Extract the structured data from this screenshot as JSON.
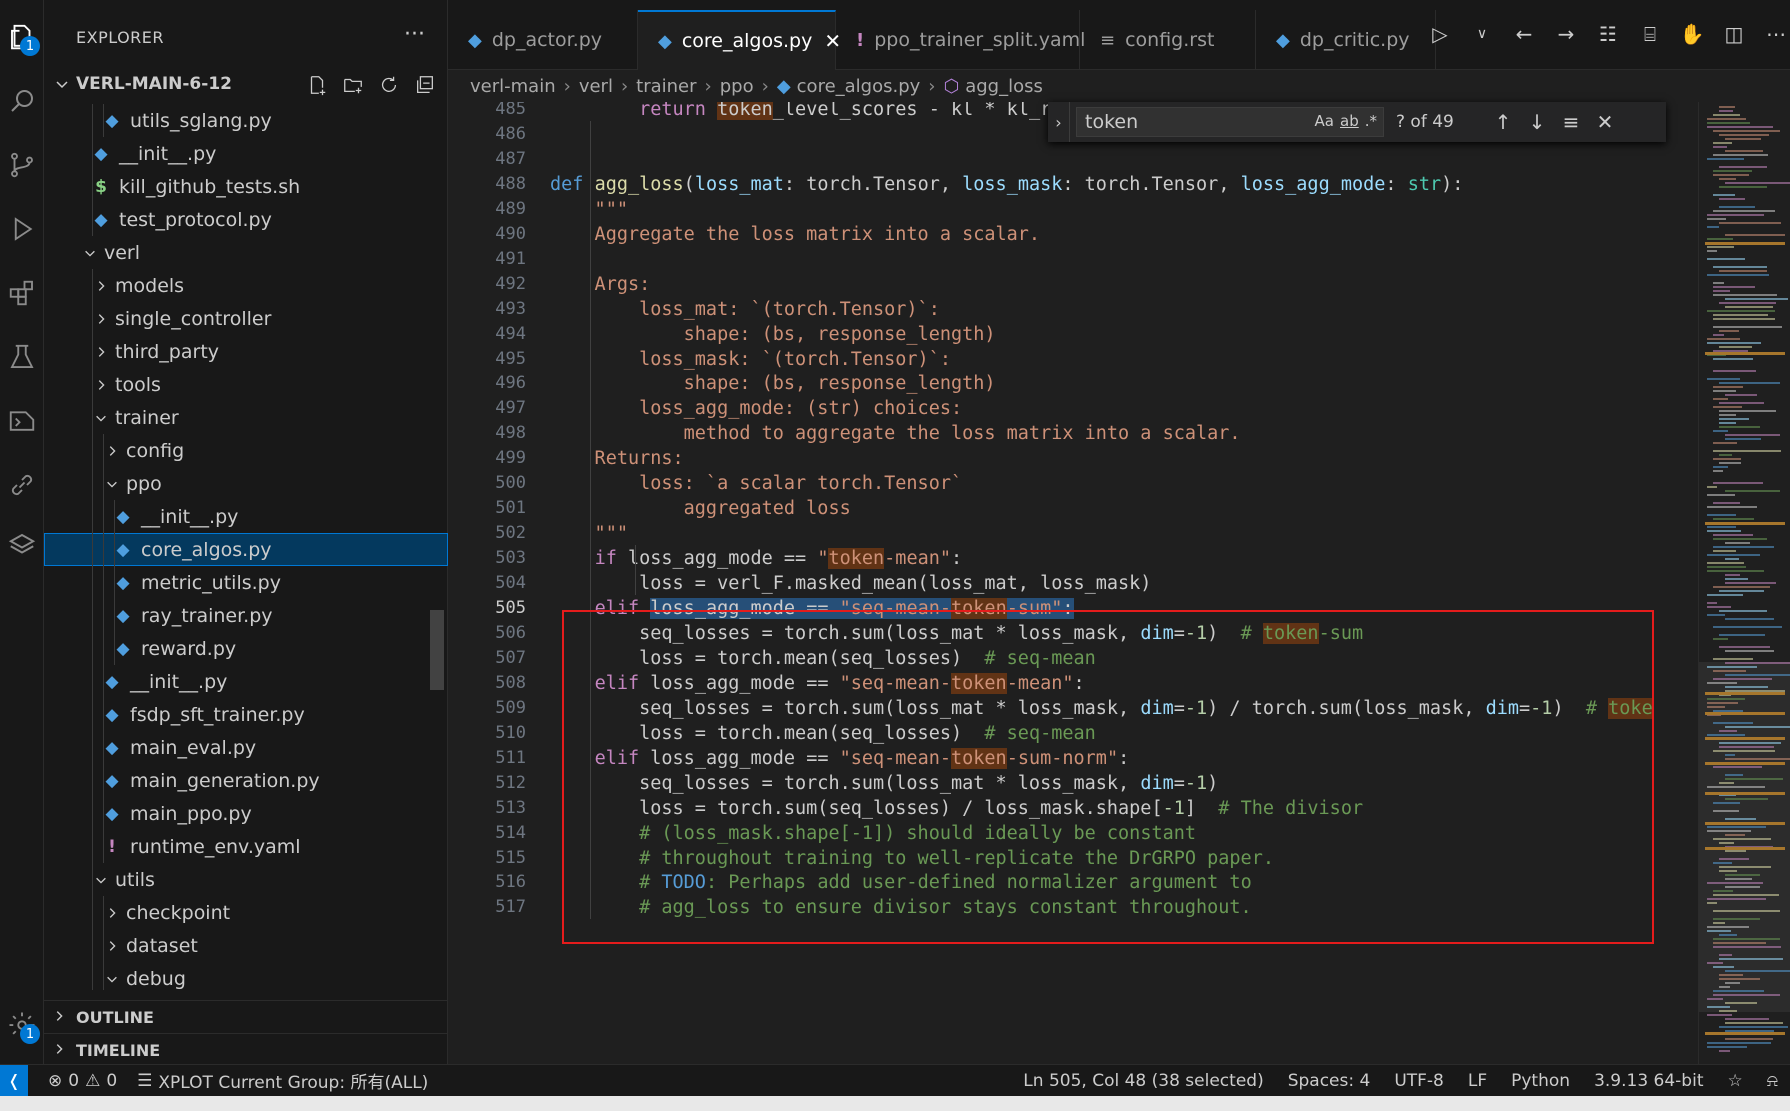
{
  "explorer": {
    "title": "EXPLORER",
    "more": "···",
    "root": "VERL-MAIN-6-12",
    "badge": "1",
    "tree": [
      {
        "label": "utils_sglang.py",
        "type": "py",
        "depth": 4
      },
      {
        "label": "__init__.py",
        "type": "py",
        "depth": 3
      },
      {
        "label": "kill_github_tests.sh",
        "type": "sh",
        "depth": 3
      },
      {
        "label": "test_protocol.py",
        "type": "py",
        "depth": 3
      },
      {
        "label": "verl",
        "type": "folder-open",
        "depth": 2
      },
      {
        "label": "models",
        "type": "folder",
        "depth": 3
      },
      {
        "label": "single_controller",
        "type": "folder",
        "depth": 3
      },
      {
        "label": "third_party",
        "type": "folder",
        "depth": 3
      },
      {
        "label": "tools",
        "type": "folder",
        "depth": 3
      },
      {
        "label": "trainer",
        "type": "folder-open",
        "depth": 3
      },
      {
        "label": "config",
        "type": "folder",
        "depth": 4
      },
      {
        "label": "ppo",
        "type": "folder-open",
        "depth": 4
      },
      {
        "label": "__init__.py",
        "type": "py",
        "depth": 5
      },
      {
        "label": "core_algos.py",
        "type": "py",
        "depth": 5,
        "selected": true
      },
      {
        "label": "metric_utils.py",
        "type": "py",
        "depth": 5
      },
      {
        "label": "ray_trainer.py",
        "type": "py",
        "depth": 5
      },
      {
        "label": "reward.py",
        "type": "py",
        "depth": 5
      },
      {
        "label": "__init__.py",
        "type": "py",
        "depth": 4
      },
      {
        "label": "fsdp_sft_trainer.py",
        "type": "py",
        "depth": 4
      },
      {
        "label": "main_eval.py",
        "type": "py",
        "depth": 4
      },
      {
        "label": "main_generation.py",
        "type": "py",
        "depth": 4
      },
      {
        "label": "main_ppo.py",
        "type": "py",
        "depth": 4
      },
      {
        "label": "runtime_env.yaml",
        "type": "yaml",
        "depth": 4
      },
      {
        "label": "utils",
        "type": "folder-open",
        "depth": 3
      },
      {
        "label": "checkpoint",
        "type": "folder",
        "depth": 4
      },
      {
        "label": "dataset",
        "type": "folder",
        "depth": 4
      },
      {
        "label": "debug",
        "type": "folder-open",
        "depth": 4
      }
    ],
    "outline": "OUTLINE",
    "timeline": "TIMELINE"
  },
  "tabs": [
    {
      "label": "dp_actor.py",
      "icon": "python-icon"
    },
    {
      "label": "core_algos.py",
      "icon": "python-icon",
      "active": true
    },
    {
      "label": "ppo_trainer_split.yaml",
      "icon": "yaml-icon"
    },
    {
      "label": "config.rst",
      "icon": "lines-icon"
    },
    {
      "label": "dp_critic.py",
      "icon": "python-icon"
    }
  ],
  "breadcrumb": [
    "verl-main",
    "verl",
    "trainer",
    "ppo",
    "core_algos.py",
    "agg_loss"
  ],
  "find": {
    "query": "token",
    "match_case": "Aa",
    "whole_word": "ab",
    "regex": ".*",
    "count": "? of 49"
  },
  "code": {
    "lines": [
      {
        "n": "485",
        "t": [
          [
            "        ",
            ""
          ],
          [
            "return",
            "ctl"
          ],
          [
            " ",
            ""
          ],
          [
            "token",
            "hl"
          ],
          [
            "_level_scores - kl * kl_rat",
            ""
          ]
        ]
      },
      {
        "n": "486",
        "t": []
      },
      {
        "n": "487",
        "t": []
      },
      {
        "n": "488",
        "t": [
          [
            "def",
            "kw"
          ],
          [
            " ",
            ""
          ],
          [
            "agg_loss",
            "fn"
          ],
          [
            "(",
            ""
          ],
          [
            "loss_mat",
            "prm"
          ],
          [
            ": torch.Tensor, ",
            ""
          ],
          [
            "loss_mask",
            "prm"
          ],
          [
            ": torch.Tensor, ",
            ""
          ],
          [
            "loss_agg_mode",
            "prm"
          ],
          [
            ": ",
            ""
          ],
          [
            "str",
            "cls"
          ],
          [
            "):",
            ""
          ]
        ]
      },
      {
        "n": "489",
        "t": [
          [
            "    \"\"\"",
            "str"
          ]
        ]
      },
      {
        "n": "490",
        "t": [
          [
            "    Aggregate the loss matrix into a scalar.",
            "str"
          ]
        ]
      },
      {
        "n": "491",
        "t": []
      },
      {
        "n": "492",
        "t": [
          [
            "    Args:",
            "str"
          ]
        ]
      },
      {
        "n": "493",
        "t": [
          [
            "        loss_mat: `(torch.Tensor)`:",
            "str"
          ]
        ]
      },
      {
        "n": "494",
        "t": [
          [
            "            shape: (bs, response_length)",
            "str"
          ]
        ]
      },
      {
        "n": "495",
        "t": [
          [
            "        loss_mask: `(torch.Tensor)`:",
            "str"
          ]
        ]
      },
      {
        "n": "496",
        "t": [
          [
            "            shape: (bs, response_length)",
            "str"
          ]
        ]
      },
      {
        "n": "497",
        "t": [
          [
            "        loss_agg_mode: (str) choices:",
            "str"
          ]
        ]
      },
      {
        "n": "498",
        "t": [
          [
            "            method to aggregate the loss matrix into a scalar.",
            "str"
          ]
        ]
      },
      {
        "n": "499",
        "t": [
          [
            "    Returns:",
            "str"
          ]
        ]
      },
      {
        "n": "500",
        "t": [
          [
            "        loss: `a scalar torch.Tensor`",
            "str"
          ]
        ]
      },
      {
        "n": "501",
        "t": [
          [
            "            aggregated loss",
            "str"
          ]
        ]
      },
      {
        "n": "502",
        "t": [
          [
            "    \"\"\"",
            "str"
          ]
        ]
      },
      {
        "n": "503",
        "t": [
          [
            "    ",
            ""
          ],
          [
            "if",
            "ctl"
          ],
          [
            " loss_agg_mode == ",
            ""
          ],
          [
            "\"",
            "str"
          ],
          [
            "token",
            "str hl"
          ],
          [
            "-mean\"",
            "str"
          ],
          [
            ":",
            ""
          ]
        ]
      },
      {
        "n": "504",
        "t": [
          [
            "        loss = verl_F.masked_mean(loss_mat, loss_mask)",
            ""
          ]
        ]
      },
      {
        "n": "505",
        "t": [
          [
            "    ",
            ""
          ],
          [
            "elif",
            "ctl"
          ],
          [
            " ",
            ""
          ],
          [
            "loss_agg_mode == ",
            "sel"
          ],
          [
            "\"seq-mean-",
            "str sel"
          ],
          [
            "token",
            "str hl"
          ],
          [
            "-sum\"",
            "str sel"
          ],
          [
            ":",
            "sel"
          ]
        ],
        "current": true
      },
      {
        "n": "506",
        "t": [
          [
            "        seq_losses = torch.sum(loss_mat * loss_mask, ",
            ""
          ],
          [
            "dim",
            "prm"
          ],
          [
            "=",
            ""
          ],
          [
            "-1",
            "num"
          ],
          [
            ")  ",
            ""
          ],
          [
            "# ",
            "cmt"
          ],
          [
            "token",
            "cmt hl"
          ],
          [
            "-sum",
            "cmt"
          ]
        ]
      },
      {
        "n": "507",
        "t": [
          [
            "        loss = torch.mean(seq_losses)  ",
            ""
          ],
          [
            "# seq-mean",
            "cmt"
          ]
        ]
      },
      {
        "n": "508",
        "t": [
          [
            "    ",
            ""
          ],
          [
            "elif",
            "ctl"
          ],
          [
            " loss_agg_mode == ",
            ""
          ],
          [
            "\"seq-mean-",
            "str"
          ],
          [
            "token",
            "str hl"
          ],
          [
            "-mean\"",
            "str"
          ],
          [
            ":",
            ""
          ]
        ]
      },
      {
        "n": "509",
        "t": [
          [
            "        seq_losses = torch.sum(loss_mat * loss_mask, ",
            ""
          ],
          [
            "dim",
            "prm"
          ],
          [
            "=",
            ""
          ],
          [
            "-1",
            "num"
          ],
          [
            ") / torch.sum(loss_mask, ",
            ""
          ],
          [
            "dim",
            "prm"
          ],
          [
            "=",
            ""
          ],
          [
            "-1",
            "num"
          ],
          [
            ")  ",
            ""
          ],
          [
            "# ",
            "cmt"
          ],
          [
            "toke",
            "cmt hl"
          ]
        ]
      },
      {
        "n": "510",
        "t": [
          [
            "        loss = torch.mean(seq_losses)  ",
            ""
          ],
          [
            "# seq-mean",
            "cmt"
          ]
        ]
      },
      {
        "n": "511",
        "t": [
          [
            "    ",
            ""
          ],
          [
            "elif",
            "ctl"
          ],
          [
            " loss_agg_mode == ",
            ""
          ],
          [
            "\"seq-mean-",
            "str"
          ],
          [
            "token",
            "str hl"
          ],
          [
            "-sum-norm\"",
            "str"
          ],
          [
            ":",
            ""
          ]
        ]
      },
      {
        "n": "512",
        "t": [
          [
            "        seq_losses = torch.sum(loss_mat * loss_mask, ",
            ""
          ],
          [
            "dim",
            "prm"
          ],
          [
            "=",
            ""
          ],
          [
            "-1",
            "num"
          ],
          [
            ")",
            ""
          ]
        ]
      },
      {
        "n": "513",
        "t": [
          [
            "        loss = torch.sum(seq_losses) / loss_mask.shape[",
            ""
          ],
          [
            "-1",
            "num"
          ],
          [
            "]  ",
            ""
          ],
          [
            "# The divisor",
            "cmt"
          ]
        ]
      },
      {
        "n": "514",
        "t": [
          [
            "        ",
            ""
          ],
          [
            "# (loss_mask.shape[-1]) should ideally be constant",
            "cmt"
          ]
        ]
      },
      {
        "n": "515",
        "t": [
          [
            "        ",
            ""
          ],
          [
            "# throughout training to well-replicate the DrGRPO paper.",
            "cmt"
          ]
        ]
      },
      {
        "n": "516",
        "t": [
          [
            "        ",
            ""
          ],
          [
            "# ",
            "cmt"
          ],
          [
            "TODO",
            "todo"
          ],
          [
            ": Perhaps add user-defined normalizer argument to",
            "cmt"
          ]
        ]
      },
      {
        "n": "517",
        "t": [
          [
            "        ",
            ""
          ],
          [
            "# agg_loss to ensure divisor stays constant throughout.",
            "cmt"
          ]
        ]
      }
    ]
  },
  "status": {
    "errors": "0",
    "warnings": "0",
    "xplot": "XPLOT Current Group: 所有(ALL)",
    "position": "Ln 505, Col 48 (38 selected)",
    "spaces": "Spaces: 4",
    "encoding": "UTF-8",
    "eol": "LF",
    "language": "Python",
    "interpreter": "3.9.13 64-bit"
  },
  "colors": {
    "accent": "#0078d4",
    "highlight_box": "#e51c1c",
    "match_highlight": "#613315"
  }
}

•••••

TASK BRIEF:
Each line above that includes "Tensor" should be shown.

OUTPUT FOR THIS EXERCISE:
            ": torch.Tensor, ",
            ": torch.Tensor, ",
            "        loss_mat: `(torch.Tensor)`:",
            "        loss_mask: `(torch.Tensor)`:",
            "        loss: `a scalar torch.Tensor`",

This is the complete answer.